_SET EXERCISE_.
Transcribe each line of the records below exactly, excluding any embedded images.

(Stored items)
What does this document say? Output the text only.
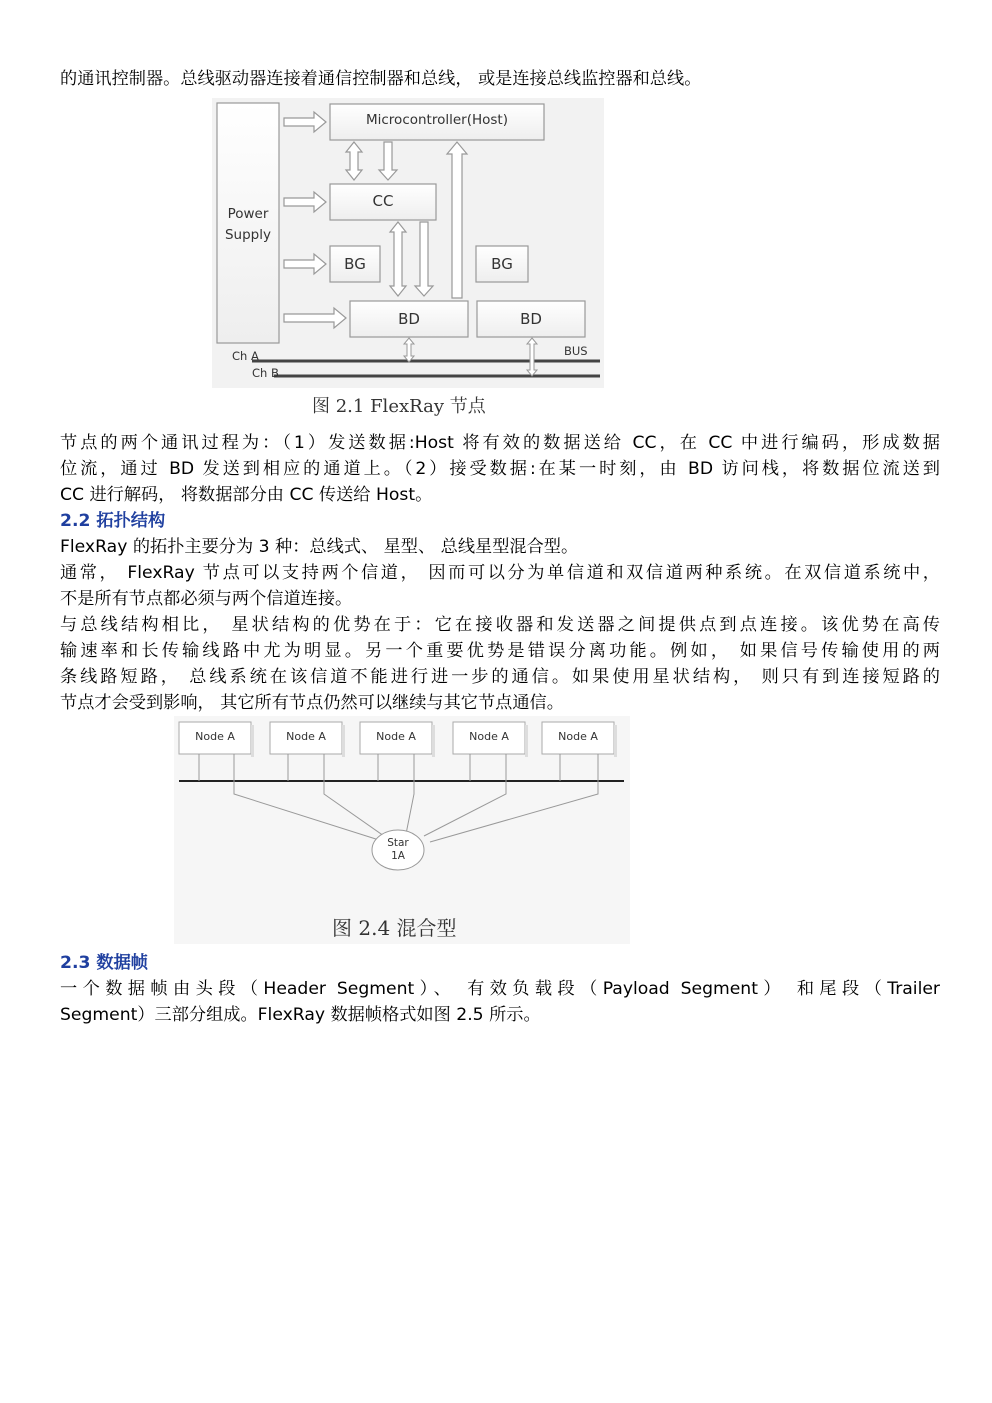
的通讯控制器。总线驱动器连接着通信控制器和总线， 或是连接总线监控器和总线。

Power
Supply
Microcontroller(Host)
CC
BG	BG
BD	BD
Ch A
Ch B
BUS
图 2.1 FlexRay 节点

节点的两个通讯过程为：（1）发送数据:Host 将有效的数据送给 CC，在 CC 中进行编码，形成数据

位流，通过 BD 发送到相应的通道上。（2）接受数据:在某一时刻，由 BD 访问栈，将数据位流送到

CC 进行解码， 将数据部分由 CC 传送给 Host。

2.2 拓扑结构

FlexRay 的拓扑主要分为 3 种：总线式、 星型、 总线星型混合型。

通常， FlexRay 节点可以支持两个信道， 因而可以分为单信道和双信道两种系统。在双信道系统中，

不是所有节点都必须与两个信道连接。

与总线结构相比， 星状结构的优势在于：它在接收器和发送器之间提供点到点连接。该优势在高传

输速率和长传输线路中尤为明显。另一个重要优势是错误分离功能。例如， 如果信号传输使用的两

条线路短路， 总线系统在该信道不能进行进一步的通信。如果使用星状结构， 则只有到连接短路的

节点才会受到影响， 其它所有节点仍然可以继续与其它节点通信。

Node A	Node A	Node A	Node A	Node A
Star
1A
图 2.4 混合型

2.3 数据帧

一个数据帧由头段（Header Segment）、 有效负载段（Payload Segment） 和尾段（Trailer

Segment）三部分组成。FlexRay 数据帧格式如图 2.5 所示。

_COMPLETED EXERCISE_.
What does this document say? Output the text only.
的通讯控制器。总线驱动器连接着通信控制器和总线， 或是连接总线监控器和总线。

Power
Supply
Microcontroller(Host)
CC
BG	BG
BD	BD
Ch A
Ch B
BUS
图 2.1 FlexRay 节点

节点的两个通讯过程为：（1）发送数据:Host 将有效的数据送给 CC，在 CC 中进行编码，形成数据

位流，通过 BD 发送到相应的通道上。（2）接受数据:在某一时刻，由 BD 访问栈，将数据位流送到

CC 进行解码， 将数据部分由 CC 传送给 Host。

2.2 拓扑结构

FlexRay 的拓扑主要分为 3 种：总线式、 星型、 总线星型混合型。

通常， FlexRay 节点可以支持两个信道， 因而可以分为单信道和双信道两种系统。在双信道系统中，

不是所有节点都必须与两个信道连接。

与总线结构相比， 星状结构的优势在于：它在接收器和发送器之间提供点到点连接。该优势在高传

输速率和长传输线路中尤为明显。另一个重要优势是错误分离功能。例如， 如果信号传输使用的两

条线路短路， 总线系统在该信道不能进行进一步的通信。如果使用星状结构， 则只有到连接短路的

节点才会受到影响， 其它所有节点仍然可以继续与其它节点通信。

Node A	Node A	Node A	Node A	Node A
Star
1A
图 2.4 混合型

2.3 数据帧

一个数据帧由头段（Header Segment）、 有效负载段（Payload Segment） 和尾段（Trailer

Segment）三部分组成。FlexRay 数据帧格式如图 2.5 所示。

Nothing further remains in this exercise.